● **TASK DIRECTIONS**:
Copy down every line where the string "Error" shows up.

● **PROVIDED DATA**:
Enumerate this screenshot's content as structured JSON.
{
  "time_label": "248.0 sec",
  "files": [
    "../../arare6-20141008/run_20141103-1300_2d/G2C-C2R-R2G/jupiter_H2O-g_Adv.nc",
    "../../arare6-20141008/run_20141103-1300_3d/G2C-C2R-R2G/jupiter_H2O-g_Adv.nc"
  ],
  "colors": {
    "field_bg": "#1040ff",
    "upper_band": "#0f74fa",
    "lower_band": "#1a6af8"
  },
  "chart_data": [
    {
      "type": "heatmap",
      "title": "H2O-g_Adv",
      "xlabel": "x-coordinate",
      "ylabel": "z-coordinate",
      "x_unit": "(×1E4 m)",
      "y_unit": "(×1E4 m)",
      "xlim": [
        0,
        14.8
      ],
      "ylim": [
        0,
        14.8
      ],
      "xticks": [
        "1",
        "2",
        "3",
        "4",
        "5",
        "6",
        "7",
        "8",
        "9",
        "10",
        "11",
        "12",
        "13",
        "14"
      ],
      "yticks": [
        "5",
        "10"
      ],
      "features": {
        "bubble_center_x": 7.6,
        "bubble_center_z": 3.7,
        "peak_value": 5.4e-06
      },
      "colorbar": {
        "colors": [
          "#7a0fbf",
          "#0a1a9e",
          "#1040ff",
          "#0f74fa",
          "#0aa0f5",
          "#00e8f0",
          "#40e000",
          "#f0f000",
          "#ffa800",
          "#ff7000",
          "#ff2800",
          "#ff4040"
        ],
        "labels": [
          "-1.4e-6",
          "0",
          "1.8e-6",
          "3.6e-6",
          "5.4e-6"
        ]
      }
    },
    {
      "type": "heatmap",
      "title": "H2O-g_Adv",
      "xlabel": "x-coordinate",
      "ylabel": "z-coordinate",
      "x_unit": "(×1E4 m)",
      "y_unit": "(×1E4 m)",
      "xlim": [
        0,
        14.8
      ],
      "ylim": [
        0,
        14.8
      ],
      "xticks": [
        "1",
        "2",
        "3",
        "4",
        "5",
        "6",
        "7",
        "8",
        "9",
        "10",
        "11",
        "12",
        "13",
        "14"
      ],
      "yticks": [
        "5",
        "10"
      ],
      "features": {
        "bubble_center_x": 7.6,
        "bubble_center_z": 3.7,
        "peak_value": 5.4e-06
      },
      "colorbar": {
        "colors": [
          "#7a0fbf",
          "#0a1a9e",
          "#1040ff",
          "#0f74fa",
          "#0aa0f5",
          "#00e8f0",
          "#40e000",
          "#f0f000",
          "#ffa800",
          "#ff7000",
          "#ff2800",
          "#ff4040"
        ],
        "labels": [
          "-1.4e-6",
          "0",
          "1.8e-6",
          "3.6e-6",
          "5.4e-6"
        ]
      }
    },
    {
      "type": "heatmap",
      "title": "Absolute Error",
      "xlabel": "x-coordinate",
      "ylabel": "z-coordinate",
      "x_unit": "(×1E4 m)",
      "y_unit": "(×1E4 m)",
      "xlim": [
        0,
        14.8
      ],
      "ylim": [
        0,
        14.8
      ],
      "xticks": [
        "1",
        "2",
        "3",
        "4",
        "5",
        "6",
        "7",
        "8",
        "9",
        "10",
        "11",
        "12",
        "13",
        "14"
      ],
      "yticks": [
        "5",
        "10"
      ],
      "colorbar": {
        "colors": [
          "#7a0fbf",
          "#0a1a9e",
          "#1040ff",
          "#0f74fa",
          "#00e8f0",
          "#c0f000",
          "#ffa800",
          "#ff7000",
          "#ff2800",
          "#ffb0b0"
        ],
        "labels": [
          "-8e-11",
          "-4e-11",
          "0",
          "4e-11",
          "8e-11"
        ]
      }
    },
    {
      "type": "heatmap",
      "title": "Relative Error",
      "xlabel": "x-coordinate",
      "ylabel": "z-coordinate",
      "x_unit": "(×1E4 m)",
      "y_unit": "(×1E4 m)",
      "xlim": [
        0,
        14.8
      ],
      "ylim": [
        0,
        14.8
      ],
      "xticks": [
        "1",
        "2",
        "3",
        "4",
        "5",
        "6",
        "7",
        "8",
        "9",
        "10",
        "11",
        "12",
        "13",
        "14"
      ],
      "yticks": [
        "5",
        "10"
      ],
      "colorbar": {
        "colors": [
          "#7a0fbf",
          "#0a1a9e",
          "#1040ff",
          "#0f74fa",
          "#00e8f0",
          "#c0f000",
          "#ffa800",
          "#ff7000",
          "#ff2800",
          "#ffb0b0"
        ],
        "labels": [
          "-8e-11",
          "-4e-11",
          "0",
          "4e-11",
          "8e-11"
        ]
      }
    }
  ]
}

● **THE RESPONSE**:
      "title": "Absolute Error",
      "title": "Relative Error",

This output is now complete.